THE TASK:
From the records below, copy every line that contains the word "GRAD".

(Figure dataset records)
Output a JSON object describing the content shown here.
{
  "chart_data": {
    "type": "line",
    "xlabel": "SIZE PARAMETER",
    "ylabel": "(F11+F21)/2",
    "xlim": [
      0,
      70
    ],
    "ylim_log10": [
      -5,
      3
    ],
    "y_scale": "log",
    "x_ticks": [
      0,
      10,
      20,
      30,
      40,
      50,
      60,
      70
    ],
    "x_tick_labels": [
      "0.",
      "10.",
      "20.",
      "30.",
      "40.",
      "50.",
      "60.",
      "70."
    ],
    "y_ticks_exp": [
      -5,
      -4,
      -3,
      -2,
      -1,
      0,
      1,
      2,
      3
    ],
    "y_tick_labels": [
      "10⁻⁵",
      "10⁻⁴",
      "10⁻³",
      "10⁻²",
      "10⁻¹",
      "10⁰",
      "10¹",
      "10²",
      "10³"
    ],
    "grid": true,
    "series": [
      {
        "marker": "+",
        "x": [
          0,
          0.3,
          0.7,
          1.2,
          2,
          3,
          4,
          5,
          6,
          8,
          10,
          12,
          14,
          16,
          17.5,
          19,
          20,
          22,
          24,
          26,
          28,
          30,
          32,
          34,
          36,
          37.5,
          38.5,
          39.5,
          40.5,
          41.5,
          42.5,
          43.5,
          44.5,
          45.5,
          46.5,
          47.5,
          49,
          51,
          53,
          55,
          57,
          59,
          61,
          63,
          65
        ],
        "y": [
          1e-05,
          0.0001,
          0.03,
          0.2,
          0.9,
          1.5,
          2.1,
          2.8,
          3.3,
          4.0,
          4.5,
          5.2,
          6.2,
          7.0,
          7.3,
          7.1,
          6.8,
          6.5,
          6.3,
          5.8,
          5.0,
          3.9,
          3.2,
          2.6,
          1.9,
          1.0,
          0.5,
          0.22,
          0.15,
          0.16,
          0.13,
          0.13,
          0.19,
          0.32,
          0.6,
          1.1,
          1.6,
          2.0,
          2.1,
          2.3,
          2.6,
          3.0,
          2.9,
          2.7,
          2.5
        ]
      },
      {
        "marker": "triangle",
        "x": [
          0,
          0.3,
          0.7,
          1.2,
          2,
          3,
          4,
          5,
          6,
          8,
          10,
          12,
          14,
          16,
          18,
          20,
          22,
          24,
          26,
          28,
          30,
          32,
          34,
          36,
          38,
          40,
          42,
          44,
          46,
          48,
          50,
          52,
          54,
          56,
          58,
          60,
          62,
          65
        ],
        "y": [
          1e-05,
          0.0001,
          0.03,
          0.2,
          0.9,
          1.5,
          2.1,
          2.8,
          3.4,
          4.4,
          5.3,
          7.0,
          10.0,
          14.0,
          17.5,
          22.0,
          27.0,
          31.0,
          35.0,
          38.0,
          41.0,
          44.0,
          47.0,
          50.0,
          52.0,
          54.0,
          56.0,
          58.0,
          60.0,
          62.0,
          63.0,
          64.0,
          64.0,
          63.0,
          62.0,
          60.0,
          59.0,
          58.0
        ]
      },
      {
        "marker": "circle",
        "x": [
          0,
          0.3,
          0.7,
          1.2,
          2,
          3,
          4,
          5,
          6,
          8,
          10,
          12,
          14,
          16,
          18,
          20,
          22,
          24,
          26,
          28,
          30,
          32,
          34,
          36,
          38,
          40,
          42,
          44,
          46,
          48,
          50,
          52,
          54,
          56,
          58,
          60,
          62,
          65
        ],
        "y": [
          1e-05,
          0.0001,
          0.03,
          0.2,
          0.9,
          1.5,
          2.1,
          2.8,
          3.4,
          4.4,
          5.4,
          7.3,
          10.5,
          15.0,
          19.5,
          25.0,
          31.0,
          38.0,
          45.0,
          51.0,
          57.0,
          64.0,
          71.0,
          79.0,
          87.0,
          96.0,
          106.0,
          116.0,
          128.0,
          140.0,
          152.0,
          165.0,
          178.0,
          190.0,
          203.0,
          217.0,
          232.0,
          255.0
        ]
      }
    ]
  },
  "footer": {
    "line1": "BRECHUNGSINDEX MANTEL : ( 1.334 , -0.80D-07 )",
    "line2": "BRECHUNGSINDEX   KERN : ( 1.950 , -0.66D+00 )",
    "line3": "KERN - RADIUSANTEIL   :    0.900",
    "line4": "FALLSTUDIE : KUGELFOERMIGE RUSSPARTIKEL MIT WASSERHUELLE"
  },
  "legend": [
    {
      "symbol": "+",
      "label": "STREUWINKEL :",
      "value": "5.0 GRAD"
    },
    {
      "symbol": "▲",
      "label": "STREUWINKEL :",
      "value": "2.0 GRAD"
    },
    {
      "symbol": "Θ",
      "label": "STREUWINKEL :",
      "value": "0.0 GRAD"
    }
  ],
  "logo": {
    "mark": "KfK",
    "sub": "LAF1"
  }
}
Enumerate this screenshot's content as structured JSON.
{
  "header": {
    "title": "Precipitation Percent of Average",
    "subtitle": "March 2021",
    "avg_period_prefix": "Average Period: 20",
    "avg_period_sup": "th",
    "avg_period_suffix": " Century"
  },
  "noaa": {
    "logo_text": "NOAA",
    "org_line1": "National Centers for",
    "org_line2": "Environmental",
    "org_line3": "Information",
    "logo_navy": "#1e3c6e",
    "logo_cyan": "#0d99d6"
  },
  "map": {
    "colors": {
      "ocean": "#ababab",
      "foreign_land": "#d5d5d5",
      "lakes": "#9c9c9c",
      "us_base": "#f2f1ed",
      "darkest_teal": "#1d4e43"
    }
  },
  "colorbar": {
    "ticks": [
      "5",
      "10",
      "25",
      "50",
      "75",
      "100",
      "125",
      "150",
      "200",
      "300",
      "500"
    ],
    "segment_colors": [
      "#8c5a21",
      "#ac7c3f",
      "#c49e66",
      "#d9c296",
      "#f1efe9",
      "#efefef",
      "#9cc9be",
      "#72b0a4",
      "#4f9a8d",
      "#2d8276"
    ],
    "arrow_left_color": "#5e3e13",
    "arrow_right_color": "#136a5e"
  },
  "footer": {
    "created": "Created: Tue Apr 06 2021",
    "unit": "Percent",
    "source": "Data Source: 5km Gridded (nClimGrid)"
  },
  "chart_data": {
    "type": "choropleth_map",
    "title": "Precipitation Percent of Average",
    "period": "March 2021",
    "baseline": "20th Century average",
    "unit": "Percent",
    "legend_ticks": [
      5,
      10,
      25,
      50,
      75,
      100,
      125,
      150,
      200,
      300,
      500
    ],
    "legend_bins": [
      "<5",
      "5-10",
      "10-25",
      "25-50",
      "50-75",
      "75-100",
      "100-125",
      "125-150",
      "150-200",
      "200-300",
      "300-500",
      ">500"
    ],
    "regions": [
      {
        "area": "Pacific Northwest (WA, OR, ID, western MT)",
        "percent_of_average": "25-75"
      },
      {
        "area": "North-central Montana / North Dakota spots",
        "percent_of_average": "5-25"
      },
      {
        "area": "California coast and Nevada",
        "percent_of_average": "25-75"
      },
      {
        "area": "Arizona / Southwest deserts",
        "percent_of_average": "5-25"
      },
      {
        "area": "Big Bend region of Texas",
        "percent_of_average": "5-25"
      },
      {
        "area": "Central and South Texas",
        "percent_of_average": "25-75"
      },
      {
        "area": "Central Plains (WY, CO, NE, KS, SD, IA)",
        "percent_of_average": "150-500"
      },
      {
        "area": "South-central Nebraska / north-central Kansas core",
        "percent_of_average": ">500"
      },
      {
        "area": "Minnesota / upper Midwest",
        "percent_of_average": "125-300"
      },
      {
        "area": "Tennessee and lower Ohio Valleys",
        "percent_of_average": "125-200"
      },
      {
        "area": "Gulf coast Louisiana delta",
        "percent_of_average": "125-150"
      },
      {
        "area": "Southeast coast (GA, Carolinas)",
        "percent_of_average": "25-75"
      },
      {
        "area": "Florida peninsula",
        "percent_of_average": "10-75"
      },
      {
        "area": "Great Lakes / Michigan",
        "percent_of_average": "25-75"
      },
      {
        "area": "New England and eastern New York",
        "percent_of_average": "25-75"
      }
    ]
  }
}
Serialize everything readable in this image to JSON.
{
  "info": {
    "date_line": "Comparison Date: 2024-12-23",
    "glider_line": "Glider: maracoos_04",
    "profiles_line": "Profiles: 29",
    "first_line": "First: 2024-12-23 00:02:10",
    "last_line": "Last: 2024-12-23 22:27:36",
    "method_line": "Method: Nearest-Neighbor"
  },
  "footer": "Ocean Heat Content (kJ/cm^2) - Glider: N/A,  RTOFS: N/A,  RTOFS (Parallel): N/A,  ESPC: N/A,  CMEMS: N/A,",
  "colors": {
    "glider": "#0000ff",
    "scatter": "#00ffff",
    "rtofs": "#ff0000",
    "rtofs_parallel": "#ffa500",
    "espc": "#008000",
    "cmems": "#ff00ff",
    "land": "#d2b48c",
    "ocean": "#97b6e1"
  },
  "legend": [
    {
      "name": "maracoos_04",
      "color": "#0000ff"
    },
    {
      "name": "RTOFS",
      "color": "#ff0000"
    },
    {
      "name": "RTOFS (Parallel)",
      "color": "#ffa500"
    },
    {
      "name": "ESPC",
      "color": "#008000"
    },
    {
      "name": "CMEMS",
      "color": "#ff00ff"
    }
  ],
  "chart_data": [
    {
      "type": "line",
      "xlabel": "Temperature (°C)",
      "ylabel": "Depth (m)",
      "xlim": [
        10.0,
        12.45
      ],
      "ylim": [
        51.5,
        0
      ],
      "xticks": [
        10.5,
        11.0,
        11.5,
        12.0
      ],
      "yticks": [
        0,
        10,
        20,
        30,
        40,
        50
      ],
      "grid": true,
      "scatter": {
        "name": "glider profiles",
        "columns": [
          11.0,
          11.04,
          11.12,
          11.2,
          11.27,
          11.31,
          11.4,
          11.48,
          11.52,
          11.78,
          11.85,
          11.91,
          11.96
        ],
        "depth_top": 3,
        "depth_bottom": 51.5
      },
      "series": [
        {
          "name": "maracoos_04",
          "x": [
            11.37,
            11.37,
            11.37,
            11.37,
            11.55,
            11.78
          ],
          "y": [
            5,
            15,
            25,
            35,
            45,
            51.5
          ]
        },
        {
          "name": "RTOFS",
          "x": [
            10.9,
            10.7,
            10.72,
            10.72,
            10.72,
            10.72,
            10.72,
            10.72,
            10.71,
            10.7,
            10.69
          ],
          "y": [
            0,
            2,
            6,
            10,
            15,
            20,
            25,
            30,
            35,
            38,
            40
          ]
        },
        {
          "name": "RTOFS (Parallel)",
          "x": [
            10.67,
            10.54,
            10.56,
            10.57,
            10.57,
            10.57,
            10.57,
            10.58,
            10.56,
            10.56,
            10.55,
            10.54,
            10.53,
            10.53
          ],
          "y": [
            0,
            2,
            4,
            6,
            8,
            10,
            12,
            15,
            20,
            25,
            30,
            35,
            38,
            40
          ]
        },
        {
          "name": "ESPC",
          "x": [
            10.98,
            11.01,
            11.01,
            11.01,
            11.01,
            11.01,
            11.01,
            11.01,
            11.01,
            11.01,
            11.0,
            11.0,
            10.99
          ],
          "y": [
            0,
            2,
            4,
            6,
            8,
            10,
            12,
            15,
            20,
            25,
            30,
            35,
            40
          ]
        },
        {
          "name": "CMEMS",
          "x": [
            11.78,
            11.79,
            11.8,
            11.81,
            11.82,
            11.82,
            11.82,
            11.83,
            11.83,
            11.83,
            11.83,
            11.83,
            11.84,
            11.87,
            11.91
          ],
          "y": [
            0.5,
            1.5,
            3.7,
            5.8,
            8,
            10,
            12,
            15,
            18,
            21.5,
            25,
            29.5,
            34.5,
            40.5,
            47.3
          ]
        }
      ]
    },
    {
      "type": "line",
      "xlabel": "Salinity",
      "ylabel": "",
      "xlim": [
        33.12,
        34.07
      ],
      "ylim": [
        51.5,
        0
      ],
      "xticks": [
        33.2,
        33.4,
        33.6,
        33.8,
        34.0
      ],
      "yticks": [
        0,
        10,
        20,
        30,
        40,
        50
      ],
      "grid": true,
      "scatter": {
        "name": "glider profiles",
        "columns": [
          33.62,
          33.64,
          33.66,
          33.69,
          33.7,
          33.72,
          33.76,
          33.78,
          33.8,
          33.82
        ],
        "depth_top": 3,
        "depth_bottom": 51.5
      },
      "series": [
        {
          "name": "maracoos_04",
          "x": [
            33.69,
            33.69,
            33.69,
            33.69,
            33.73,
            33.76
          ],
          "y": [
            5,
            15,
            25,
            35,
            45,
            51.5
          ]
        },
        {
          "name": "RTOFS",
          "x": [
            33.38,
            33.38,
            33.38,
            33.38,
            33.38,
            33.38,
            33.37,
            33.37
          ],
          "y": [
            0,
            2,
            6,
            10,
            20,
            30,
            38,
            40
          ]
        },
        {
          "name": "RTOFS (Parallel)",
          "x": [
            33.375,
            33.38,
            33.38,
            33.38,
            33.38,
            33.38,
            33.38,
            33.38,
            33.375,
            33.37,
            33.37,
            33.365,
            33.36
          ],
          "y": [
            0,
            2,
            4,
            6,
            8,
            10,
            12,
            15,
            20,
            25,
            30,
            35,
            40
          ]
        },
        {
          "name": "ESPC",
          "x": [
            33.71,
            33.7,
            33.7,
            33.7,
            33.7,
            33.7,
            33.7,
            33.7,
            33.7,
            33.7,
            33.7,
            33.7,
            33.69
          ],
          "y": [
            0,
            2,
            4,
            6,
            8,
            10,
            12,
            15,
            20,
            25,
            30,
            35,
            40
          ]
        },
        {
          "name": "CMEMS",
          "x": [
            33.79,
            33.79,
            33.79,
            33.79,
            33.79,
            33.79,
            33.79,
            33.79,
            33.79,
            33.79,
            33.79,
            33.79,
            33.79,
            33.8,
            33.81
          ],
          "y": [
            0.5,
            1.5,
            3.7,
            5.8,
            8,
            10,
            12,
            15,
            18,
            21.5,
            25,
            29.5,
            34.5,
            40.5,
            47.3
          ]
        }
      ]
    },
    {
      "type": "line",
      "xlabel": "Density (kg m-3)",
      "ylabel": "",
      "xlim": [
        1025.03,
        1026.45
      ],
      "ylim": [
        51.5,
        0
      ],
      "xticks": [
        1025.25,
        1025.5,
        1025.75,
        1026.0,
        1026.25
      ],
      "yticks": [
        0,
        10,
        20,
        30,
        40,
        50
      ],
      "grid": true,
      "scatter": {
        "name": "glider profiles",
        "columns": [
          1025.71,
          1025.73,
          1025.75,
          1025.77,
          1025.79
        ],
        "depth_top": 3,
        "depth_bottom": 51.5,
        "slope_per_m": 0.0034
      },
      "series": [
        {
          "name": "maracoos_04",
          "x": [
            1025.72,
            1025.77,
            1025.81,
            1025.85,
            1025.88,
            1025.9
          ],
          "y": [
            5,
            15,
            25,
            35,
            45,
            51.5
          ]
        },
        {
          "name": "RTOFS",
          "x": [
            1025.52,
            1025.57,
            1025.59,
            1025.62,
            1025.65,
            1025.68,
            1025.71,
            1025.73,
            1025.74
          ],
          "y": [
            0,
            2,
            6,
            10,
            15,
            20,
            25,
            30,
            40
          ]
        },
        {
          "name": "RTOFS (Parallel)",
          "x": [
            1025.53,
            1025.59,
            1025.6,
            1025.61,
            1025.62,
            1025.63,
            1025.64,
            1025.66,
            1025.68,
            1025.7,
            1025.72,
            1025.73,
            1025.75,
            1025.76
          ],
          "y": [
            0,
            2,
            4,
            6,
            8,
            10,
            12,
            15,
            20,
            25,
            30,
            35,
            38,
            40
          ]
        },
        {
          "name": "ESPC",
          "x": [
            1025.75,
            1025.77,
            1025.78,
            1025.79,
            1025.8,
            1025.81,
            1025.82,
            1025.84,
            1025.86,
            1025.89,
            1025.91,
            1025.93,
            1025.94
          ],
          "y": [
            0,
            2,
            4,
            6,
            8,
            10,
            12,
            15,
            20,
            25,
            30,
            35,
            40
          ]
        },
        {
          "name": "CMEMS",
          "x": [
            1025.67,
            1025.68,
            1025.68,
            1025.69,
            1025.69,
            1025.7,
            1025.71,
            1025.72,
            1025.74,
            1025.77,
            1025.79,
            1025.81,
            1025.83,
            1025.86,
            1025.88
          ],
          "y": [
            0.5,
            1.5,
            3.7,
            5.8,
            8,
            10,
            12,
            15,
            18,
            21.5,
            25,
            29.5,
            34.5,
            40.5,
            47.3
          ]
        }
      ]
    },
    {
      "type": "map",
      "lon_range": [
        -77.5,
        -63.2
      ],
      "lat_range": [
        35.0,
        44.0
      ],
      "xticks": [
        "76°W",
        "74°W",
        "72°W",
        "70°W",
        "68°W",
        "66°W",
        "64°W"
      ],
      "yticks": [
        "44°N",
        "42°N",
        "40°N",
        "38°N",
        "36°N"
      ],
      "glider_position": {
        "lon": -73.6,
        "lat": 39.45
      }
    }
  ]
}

ANSWER TO THIS PROBLEM:
      "value": "5.0 GRAD"
      "value": "2.0 GRAD"
      "value": "0.0 GRAD"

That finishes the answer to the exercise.